-- start DATA SHOWN --

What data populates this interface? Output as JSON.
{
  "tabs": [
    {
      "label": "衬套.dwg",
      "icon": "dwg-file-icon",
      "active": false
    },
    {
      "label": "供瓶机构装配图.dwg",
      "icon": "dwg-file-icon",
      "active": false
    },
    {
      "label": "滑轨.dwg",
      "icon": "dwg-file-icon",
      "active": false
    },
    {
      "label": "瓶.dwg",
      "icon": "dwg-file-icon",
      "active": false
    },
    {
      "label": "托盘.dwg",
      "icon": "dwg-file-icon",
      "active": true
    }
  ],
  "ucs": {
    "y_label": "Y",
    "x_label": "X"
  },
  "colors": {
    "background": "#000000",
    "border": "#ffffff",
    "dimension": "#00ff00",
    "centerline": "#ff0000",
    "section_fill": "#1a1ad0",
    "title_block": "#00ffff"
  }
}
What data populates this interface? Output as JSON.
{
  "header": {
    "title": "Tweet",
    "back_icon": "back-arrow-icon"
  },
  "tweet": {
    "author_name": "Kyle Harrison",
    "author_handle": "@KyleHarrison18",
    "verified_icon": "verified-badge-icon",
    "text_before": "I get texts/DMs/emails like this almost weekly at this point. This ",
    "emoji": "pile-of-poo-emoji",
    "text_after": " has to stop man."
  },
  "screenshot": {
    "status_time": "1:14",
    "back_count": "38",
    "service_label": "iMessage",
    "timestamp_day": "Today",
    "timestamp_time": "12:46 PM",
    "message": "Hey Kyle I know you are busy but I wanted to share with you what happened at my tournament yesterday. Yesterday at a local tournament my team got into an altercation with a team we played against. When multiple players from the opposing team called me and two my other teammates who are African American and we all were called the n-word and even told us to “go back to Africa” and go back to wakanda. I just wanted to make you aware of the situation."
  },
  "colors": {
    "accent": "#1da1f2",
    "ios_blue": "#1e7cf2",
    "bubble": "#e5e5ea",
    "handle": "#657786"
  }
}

-- end DATA SHOWN --

* DIRECTIONS FOR THIS TASK
Reproduce the material above without altering a single character.

* SOLUTION TO THIS EXERCISE
What data populates this interface? Output as JSON.
{
  "tabs": [
    {
      "label": "衬套.dwg",
      "icon": "dwg-file-icon",
      "active": false
    },
    {
      "label": "供瓶机构装配图.dwg",
      "icon": "dwg-file-icon",
      "active": false
    },
    {
      "label": "滑轨.dwg",
      "icon": "dwg-file-icon",
      "active": false
    },
    {
      "label": "瓶.dwg",
      "icon": "dwg-file-icon",
      "active": false
    },
    {
      "label": "托盘.dwg",
      "icon": "dwg-file-icon",
      "active": true
    }
  ],
  "ucs": {
    "y_label": "Y",
    "x_label": "X"
  },
  "colors": {
    "background": "#000000",
    "border": "#ffffff",
    "dimension": "#00ff00",
    "centerline": "#ff0000",
    "section_fill": "#1a1ad0",
    "title_block": "#00ffff"
  }
}
What data populates this interface? Output as JSON.
{
  "header": {
    "title": "Tweet",
    "back_icon": "back-arrow-icon"
  },
  "tweet": {
    "author_name": "Kyle Harrison",
    "author_handle": "@KyleHarrison18",
    "verified_icon": "verified-badge-icon",
    "text_before": "I get texts/DMs/emails like this almost weekly at this point. This ",
    "emoji": "pile-of-poo-emoji",
    "text_after": " has to stop man."
  },
  "screenshot": {
    "status_time": "1:14",
    "back_count": "38",
    "service_label": "iMessage",
    "timestamp_day": "Today",
    "timestamp_time": "12:46 PM",
    "message": "Hey Kyle I know you are busy but I wanted to share with you what happened at my tournament yesterday. Yesterday at a local tournament my team got into an altercation with a team we played against. When multiple players from the opposing team called me and two my other teammates who are African American and we all were called the n-word and even told us to “go back to Africa” and go back to wakanda. I just wanted to make you aware of the situation."
  },
  "colors": {
    "accent": "#1da1f2",
    "ios_blue": "#1e7cf2",
    "bubble": "#e5e5ea",
    "handle": "#657786"
  }
}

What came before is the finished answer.